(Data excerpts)
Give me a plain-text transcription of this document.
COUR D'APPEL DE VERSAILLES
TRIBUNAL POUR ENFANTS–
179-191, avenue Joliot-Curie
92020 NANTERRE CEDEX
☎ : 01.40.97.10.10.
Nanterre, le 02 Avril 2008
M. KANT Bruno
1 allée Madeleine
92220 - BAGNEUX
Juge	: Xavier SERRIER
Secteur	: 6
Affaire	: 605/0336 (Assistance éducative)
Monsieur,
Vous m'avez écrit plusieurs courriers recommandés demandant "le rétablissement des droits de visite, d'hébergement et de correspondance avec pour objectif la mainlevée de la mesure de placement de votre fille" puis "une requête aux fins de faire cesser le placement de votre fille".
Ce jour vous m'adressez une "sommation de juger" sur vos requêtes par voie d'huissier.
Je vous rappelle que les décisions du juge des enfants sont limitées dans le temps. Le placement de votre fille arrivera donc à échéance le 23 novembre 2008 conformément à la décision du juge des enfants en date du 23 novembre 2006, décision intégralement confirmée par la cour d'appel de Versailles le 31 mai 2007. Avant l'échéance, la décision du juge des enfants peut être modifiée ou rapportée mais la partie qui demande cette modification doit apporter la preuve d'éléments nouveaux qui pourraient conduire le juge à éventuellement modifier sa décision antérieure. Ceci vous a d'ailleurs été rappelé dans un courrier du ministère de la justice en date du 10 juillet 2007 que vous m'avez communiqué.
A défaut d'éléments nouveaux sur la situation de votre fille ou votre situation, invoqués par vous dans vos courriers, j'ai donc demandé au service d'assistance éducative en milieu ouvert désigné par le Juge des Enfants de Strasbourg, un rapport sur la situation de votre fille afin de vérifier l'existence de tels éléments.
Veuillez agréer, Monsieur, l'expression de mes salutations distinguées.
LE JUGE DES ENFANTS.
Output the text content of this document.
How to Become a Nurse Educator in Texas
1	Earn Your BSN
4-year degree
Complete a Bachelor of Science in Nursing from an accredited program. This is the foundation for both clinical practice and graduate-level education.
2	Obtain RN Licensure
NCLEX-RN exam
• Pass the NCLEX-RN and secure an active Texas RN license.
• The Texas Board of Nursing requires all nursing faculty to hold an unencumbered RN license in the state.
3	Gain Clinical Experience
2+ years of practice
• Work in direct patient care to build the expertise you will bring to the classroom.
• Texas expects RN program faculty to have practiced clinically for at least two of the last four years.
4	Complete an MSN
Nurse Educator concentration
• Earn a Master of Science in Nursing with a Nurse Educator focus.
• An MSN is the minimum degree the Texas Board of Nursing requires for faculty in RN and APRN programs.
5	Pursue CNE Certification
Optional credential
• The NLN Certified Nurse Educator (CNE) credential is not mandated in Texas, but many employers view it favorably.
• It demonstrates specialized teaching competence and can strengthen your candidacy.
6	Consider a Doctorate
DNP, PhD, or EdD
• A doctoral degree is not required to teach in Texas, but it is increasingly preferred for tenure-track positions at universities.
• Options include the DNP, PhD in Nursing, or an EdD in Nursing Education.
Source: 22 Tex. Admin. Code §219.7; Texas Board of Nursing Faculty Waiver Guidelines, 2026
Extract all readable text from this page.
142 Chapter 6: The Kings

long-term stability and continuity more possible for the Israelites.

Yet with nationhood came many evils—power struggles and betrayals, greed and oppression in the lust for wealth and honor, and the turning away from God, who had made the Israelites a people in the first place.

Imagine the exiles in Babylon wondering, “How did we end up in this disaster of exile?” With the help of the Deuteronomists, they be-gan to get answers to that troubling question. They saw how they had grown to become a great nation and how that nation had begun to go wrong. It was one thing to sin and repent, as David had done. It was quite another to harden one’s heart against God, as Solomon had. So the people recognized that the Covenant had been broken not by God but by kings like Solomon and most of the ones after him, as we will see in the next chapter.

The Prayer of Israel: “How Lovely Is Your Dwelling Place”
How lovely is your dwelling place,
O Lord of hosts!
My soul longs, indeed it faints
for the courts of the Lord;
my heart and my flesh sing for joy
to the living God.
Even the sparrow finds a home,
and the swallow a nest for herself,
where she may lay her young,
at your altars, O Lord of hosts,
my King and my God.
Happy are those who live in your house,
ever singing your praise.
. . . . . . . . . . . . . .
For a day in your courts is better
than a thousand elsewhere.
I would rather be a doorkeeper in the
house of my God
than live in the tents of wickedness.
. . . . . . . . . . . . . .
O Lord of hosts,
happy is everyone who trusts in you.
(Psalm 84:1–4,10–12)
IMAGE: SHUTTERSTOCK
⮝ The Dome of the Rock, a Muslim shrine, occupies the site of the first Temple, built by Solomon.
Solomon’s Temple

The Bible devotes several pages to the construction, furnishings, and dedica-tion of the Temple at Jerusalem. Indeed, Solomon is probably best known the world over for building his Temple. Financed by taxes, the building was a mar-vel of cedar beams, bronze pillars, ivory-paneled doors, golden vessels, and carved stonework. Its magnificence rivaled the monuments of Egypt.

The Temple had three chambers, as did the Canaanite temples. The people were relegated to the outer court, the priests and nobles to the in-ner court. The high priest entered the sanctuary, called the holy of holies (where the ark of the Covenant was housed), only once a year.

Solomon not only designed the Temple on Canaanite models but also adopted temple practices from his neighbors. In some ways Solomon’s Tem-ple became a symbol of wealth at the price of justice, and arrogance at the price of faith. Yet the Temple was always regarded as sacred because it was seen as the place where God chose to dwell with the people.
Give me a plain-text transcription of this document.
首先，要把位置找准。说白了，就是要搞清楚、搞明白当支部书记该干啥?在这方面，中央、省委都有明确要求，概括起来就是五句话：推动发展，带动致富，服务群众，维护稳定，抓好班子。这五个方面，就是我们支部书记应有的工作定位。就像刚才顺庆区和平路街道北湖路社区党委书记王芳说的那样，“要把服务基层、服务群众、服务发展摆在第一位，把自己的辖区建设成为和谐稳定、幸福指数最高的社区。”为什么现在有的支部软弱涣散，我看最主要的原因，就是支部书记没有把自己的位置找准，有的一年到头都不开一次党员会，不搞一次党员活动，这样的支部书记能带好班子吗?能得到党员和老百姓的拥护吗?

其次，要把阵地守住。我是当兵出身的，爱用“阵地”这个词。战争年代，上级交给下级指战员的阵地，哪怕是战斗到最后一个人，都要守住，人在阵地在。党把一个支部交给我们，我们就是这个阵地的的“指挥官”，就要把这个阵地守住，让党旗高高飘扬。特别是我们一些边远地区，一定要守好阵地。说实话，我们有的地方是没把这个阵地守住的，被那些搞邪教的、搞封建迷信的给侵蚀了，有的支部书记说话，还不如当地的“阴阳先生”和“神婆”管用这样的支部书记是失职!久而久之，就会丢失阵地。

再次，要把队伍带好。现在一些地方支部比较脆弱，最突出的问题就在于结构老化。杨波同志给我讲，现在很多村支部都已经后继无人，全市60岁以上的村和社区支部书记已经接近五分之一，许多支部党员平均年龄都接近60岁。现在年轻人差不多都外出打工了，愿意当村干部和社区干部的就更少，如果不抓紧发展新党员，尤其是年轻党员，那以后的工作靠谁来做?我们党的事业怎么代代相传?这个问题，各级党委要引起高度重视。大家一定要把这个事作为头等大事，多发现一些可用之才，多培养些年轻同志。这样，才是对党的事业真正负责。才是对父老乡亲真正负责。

● Task details
How many lines in these records hold the string "Lord"? Reply with the number alone.

● Output for this task
4